There’s also a special wafuku-style Kaworu illustration, as shown below.

Turns out this is part of a traveling exhibit that’s gotten much more attention than I was aware of since it began touring Japan in 2012, and it does blend the concepts of traditional Japanese sword forging techniques and iconic giant robot (or not!) anime. As much as we should never, ever hope to see real life Evas, we now can see real life versions of their weapons, such Progressive Knives, as well as other weapons directly inspired by weapons used in the show, such as the Counter Sword, Magoroku Sword, and Bizen Osafune. I was amused that there was a tanto (short sword) with the theme of Second Impact, which had Hitatsura pattern in the blade to harken images of the ominous sky.

The Lance of Longinus, or rather, a 3m, 22kg replica of it, was hand-forged from Damascus steel, and was so big that the sword-smith had to build a bigger workshop to produce it (Takanori Mikami, who led the project and is known by his craftsman name Sadanao, happens to be from Ohnan here in Shimane!). In addition to other weapons directly modeled on weapons used in the anime, there is also an array of blades inspired by characters in the series, including intricate artistic details and carvings. Even Shinji gets some love here! Well, no, not Shinji. Just Unit 01. Sorry, Shinji.

It’s difficult to fit its full length and details in a photo.

▬▬▬▬▬▬

● **STATED EXERCISE 1**: Extract the stretch from "Turns out this" through "the ominous sky." in the account of the Evangelion sword exhibit.
● **STATED EXERCISE 2**: Continue the account of the Evangelion sword exhibit after its final sentence.

● **SUPPLIED INFORMATION**:

▬▬▬▬▬▬

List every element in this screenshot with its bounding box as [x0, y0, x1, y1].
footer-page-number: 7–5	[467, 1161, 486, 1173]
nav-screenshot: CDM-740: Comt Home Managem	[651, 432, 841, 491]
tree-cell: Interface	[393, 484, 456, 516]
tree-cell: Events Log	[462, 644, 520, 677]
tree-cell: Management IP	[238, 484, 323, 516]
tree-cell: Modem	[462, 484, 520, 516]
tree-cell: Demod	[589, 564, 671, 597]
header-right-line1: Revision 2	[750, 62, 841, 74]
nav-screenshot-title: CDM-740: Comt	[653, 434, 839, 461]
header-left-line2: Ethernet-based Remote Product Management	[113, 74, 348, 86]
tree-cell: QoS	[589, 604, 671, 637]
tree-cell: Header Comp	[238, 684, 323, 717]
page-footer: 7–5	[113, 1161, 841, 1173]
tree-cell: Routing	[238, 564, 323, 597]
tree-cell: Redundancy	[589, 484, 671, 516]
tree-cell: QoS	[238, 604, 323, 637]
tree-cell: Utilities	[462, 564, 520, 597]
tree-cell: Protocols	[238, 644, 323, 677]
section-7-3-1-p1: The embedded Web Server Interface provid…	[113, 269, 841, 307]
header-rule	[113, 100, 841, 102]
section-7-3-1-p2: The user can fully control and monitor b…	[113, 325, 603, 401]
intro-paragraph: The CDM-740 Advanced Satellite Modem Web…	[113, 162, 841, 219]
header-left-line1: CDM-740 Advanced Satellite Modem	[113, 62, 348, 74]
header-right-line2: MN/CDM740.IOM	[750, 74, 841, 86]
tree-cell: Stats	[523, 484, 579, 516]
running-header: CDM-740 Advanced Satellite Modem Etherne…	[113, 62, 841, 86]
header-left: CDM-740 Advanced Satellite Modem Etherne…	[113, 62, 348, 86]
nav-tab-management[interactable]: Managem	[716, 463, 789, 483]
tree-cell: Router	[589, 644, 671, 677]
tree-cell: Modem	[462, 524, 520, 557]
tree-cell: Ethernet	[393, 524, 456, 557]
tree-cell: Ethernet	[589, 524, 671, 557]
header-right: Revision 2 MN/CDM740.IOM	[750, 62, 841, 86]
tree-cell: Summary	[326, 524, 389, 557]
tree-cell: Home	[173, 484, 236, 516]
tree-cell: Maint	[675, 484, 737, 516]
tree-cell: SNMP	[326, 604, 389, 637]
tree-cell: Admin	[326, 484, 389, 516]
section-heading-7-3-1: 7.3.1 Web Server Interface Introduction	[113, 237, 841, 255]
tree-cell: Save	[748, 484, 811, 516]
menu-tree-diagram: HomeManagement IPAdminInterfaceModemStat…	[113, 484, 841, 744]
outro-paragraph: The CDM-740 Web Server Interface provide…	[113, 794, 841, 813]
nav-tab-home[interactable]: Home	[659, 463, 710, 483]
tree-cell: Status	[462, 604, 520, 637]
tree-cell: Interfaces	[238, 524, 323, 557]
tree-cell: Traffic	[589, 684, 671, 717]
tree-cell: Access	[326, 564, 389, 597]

▬▬▬▬▬▬

● **REPLY 1**:
Turns out this is part of a traveling exhibit that’s gotten much more attention than I was aware of since it began touring Japan in 2012, and it does blend the concepts of traditional Japanese sword forging techniques and iconic giant robot (or not!) anime. As much as we should never, ever hope to see real life Evas, we now can see real life versions of their weapons, such Progressive Knives, as well as other weapons directly inspired by weapons used in the show, such as the Counter Sword, Magoroku Sword, and Bizen Osafune. I was amused that there was a tanto (short sword) with the theme of Second Impact, which had Hitatsura pattern in the blade to harken images of the ominous sky.

● **REPLY 2**:
Using the Tanto-Makinami Mari Plugsuit model as an example, but the Shikinami Plugsuit Tanto (based on Asuka with Asuka herself as a feature) and the Dragon and Lance Wakizashi (based on Rei’s Eva) are the most popular pieces in this part of the collection.

By popular fandom demand, Kaworu and Rei had much larger swords based on their character designs, and there were also five tousu (little blades more like stationary tools than like weapons) based on the youth of the New Theatrical Version. If the other works had not yet been a chance for the craftsmen to show off their skills, these were at least a chance for them to flex their aestheticism.

The Ayanami Rei Sword

The Nagisa Kaworu Sword

While not nerd enough to want swords to display at home, these small ones were classy, decorative, and seemingly useful enough to make me think, “Ooh! Pretty! I want one!”

This is the exhibit’s first showing back in Japan after its successful tour of Paris and Madrid. It is hosted at the Matsue History Museum, just outside of Matsue Castle, from November 21, 2014, to January 18, 2015. Admission is a little pricier than the usual temporary exhibits, but like many of the attractions in and around Matsue, foreign passport or foreign resident card holders can get half price admission (for adults, ¥450 yen as opposed to ¥900).

The museum is open throughout the New Year holiday, so please pass along this info on now to people looking for someplace to new to go in Japan during that vacation period.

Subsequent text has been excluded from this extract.